Requirement ▸
In the listing below, locate the lines that hold the string "КРАЙ". Copy those lines.

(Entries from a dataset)

────

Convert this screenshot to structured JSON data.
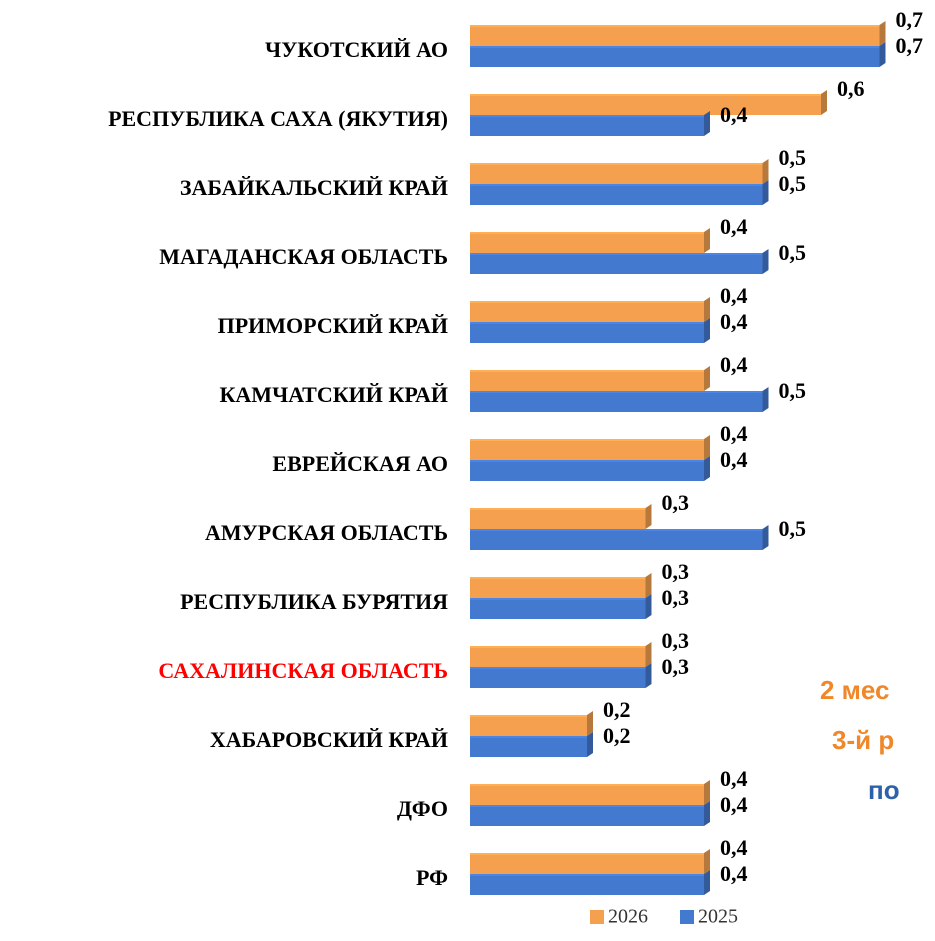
{
  "chart_data": {
    "type": "hbar",
    "categories": [
      "ЧУКОТСКИЙ АО",
      "РЕСПУБЛИКА САХА (ЯКУТИЯ)",
      "ЗАБАЙКАЛЬСКИЙ КРАЙ",
      "МАГАДАНСКАЯ ОБЛАСТЬ",
      "ПРИМОРСКИЙ КРАЙ",
      "КАМЧАТСКИЙ КРАЙ",
      "ЕВРЕЙСКАЯ АО",
      "АМУРСКАЯ ОБЛАСТЬ",
      "РЕСПУБЛИКА БУРЯТИЯ",
      "САХАЛИНСКАЯ ОБЛАСТЬ",
      "ХАБАРОВСКИЙ КРАЙ",
      "ДФО",
      "РФ"
    ],
    "category_colors": [
      "#000000",
      "#000000",
      "#000000",
      "#000000",
      "#000000",
      "#000000",
      "#000000",
      "#000000",
      "#000000",
      "#ff0000",
      "#000000",
      "#000000",
      "#000000"
    ],
    "series": [
      {
        "name": "2026",
        "color": "#f4a04e",
        "values": [
          0.7,
          0.6,
          0.5,
          0.4,
          0.4,
          0.4,
          0.4,
          0.3,
          0.3,
          0.3,
          0.2,
          0.4,
          0.4
        ],
        "value_labels": [
          "0,7",
          "0,6",
          "0,5",
          "0,4",
          "0,4",
          "0,4",
          "0,4",
          "0,3",
          "0,3",
          "0,3",
          "0,2",
          "0,4",
          "0,4"
        ]
      },
      {
        "name": "2025",
        "color": "#4479d0",
        "values": [
          0.7,
          0.4,
          0.5,
          0.5,
          0.4,
          0.5,
          0.4,
          0.5,
          0.3,
          0.3,
          0.2,
          0.4,
          0.4
        ],
        "value_labels": [
          "0,7",
          "0,4",
          "0,5",
          "0,5",
          "0,4",
          "0,5",
          "0,4",
          "0,5",
          "0,3",
          "0,3",
          "0,2",
          "0,4",
          "0,4"
        ]
      }
    ],
    "xlim": [
      0,
      0.8
    ],
    "legend": "bottom",
    "annotations": [
      {
        "text": "2 мес",
        "color": "#f0882a"
      },
      {
        "text": "3-й р",
        "color": "#f0882a"
      },
      {
        "text": "по",
        "color": "#2e62a8"
      }
    ]
  }
}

────

Correct result ▸
      "ЗАБАЙКАЛЬСКИЙ КРАЙ",
      "ПРИМОРСКИЙ КРАЙ",
      "КАМЧАТСКИЙ КРАЙ",
      "ХАБАРОВСКИЙ КРАЙ",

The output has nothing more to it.